Provided text>

□ □ □ □ □ □ □

Diagnostic Considerations

As many as half of all cases of ACS are clinically silent in that they do not cause the classic symptoms of this syndrome. Consequently, ACS goes unrecognized by the patient. Maintain a high index of suspicion for ACS, especially when evaluating women, patients with diabetes, older patients, patients with dementia, and those with a history of heart failure.

Although ST-segment and T-wave changes are associated with CAD, alternative causes of these findings are left ventricular aneurysm, pericarditis, Prinzmetal angina, early repolarization, Wolff-Parkinson-White syndrome, and drug therapy (eg, with tricyclic antidepressants, phenothiazines).

Increasing public awareness of the typical and atypical presentations of ACS is of the utmost importance for optimal and timely treatment. Many patients do not recognize that their symptoms are cardiac in origin and therefore may delay seeking medical help. Patients with established CAD call emergency medical services if they have chest pain that does not resolve after they take a sublingual nitroglycerin tablet.

□ □ □ □ □ □ □

Records from a data source>
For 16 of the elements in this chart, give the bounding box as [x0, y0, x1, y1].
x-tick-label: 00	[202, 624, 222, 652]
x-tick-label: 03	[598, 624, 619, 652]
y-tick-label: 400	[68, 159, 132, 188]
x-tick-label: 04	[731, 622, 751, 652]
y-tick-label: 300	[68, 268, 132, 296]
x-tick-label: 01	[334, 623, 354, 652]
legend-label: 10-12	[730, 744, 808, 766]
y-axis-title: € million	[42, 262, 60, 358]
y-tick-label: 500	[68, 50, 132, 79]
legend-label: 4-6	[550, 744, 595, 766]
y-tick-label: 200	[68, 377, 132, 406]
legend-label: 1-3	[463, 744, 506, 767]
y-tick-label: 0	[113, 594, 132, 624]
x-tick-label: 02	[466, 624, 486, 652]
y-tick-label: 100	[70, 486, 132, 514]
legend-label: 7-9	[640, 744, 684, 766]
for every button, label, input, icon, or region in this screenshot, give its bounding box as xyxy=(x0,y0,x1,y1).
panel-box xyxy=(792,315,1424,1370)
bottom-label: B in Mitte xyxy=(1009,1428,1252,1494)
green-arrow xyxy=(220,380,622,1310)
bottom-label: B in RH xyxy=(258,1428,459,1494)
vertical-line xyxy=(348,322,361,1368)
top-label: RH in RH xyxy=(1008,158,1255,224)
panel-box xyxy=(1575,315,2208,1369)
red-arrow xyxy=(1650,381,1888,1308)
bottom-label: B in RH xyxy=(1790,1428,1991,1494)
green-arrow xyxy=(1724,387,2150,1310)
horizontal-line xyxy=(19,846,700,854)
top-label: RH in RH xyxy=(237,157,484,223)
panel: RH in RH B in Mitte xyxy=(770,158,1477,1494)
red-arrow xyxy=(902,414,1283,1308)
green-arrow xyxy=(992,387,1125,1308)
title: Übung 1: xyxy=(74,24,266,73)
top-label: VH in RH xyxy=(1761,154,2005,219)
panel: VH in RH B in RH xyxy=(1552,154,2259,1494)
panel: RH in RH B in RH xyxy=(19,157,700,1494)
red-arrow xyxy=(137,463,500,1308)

□ □ □ □ □ □ □

Problem to work on>
Reproduce word for word the part of the diagnostic considerations text that opens with the words containing "Increasing public awareness" and closes with "sublingual nitroglycerin tablet.".

Your response>
Increasing public awareness of the typical and atypical presentations of ACS is of the utmost importance for optimal and timely treatment. Many patients do not recognize that their symptoms are cardiac in origin and therefore may delay seeking medical help. Patients with established CAD call emergency medical services if they have chest pain that does not resolve after they take a sublingual nitroglycerin tablet.